**STATED TASK:** Filter the entries below, keeping only lines with the word "been".

**THE RECORDS:**
..........

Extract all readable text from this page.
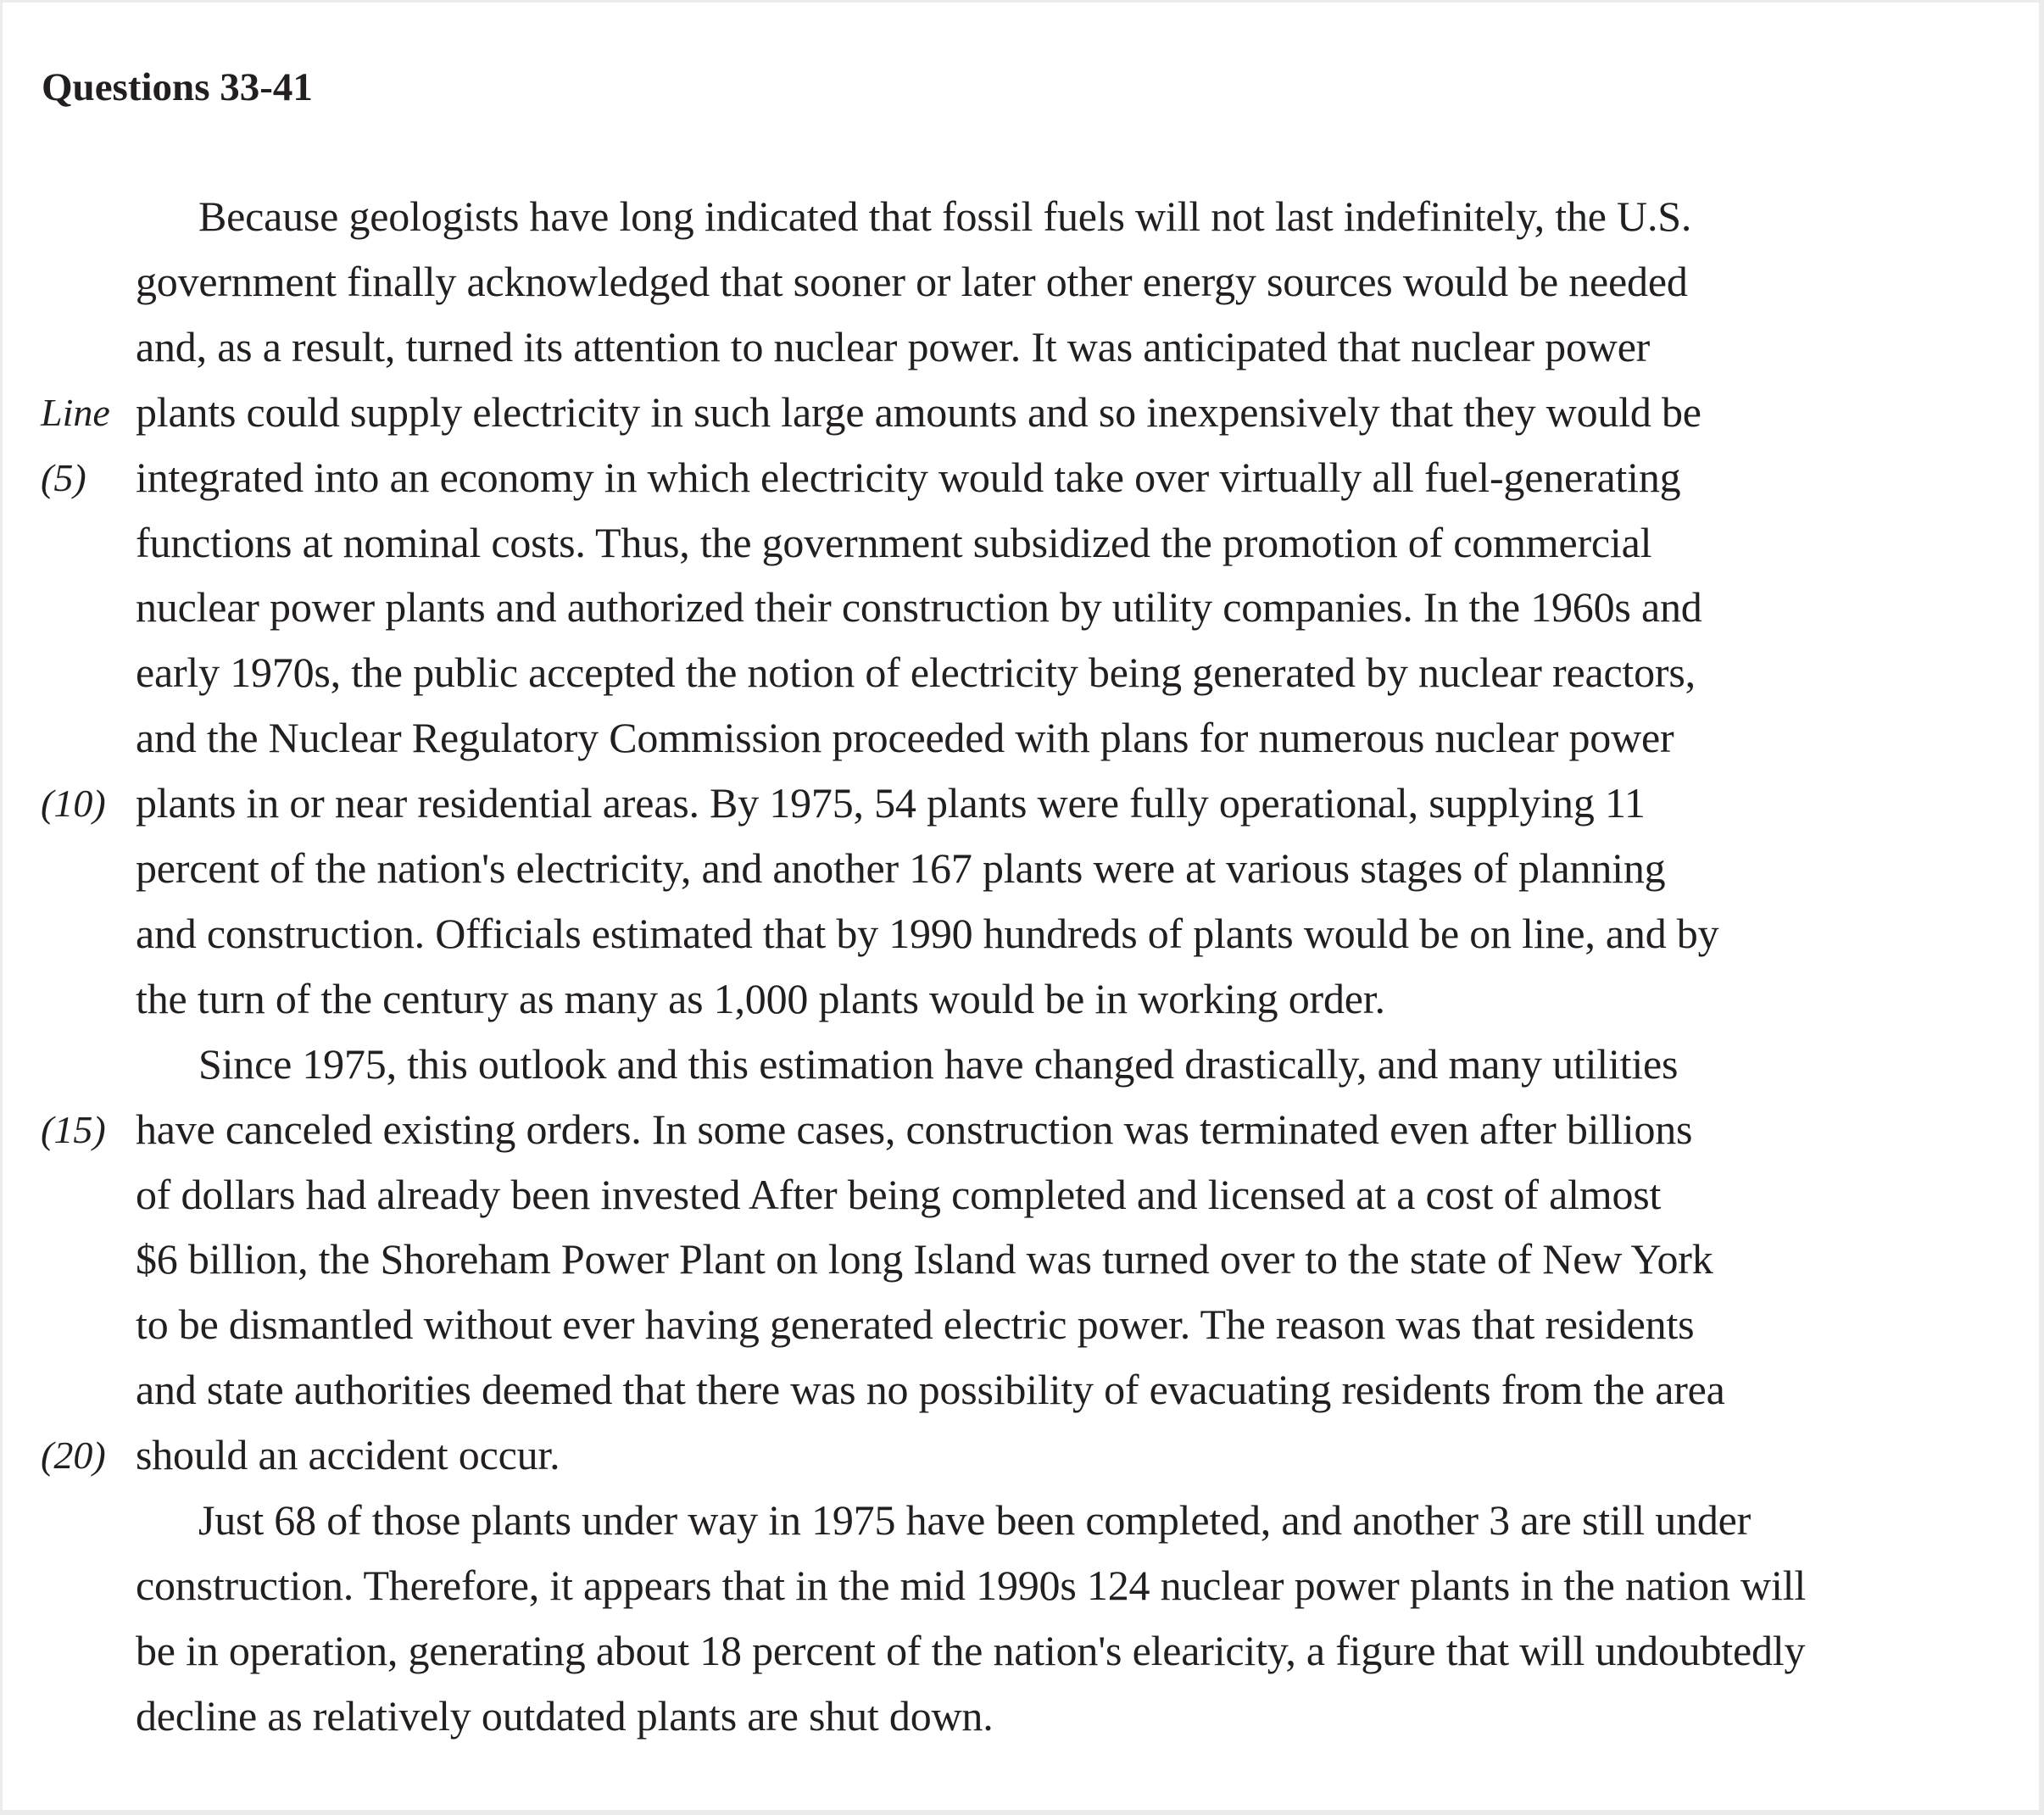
Questions 33-41
Because geologists have long indicated that fossil fuels will not last indefinitely, the U.S.
government finally acknowledged that sooner or later other energy sources would be needed
and, as a result, turned its attention to nuclear power. It was anticipated that nuclear power
plants could supply electricity in such large amounts and so inexpensively that they would be
integrated into an economy in which electricity would take over virtually all fuel-generating
functions at nominal costs. Thus, the government subsidized the promotion of commercial
nuclear power plants and authorized their construction by utility companies. In the 1960s and
early 1970s, the public accepted the notion of electricity being generated by nuclear reactors,
and the Nuclear Regulatory Commission proceeded with plans for numerous nuclear power
plants in or near residential areas. By 1975, 54 plants were fully operational, supplying 11
percent of the nation's electricity, and another 167 plants were at various stages of planning
and construction. Officials estimated that by 1990 hundreds of plants would be on line, and by
the turn of the century as many as 1,000 plants would be in working order.
Since 1975, this outlook and this estimation have changed drastically, and many utilities
have canceled existing orders. In some cases, construction was terminated even after billions
of dollars had already been invested After being completed and licensed at a cost of almost
$6 billion, the Shoreham Power Plant on long Island was turned over to the state of New York
to be dismantled without ever having generated electric power. The reason was that residents
and state authorities deemed that there was no possibility of evacuating residents from the area
should an accident occur.
Just 68 of those plants under way in 1975 have been completed, and another 3 are still under
construction. Therefore, it appears that in the mid 1990s 124 nuclear power plants in the nation will
be in operation, generating about 18 percent of the nation's elearicity, a figure that will undoubtedly
decline as relatively outdated plants are shut down.
Line
(5)
(10)
(15)
(20)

..........

**COMPLETE ANSWER:**
of dollars had already been invested After being completed and licensed at a cost of almost
Just 68 of those plants under way in 1975 have been completed, and another 3 are still under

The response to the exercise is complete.